(What the task requires)
Only lines holding the string "hans" are wanted; copy each one from the material.

(Available data)

|---|

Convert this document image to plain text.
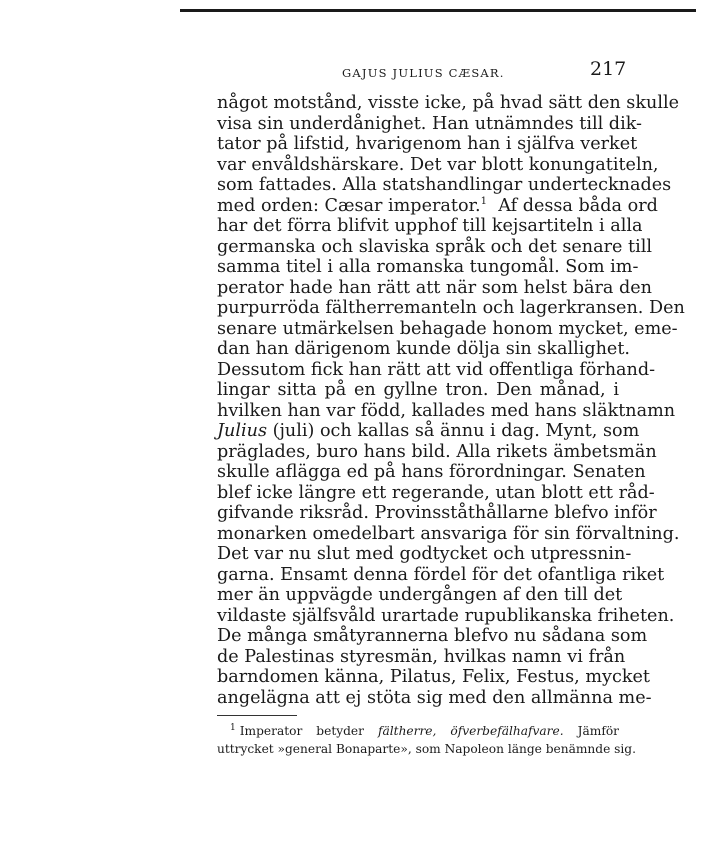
GAJUS JULIUS CÆSAR.	217
något motstånd, visste icke, på hvad sätt den skulle
visa sin underdånighet. Han utnämndes till dik-
tator på lifstid, hvarigenom han i själfva verket
var envåldshärskare. Det var blott konungatiteln,
som fattades. Alla statshandlingar undertecknades
med orden: Cæsar imperator.$^1$ Af dessa båda ord
har det förra blifvit upphof till kejsartiteln i alla
germanska och slaviska språk och det senare till
samma titel i alla romanska tungomål. Som im-
perator hade han rätt att när som helst bära den
purpurröda fältherremanteln och lagerkransen. Den
senare utmärkelsen behagade honom mycket, eme-
dan han därigenom kunde dölja sin skallighet.
Dessutom fick han rätt att vid offentliga förhand-
lingar sitta på en gyllne tron. Den månad, i
hvilken han var född, kallades med hans släktnamn
Julius (juli) och kallas så ännu i dag. Mynt, som
präglades, buro hans bild. Alla rikets ämbetsmän
skulle aflägga ed på hans förordningar. Senaten
blef icke längre ett regerande, utan blott ett råd-
gifvande riksråd. Provinsståthållarne blefvo inför
monarken omedelbart ansvariga för sin förvaltning.
Det var nu slut med godtycket och utpressnin-
garna. Ensamt denna fördel för det ofantliga riket
mer än uppvägde undergången af den till det
vildaste själfsvåld urartade rupublikanska friheten.
De många småtyrannerna blefvo nu sådana som
de Palestinas styresmän, hvilkas namn vi från
barndomen känna, Pilatus, Felix, Festus, mycket
angelägna att ej stöta sig med den allmänna me-
$^1$ Imperator betyder fältherre, öfverbefälhafvare. Jämför
uttrycket »general Bonaparte», som Napoleon länge benämnde sig.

|---|

(Finished task)
hvilken han var född, kallades med hans släktnamn
präglades, buro hans bild. Alla rikets ämbetsmän
skulle aflägga ed på hans förordningar. Senaten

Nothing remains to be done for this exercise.